Given instruction:
Reproduce the entries in full, with no changes.

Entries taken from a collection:
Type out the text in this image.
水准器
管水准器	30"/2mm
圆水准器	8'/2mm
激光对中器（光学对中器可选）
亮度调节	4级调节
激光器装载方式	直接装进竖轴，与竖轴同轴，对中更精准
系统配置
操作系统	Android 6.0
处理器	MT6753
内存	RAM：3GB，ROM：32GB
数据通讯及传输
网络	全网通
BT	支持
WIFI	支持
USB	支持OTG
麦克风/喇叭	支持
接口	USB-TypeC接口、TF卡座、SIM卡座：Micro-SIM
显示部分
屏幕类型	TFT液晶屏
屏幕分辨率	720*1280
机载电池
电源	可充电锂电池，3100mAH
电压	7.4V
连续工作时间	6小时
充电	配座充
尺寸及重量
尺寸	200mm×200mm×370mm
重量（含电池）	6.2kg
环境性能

Task solution:
Type out the text in this image.
水准器
管水准器	30"/2mm
圆水准器	8'/2mm
激光对中器（光学对中器可选）
亮度调节	4级调节
激光器装载方式	直接装进竖轴，与竖轴同轴，对中更精准
系统配置
操作系统	Android 6.0
处理器	MT6753
内存	RAM：3GB，ROM：32GB
数据通讯及传输
网络	全网通
BT	支持
WIFI	支持
USB	支持OTG
麦克风/喇叭	支持
接口	USB-TypeC接口、TF卡座、SIM卡座：Micro-SIM
显示部分
屏幕类型	TFT液晶屏
屏幕分辨率	720*1280
机载电池
电源	可充电锂电池，3100mAH
电压	7.4V
连续工作时间	6小时
充电	配座充
尺寸及重量
尺寸	200mm×200mm×370mm
重量（含电池）	6.2kg
环境性能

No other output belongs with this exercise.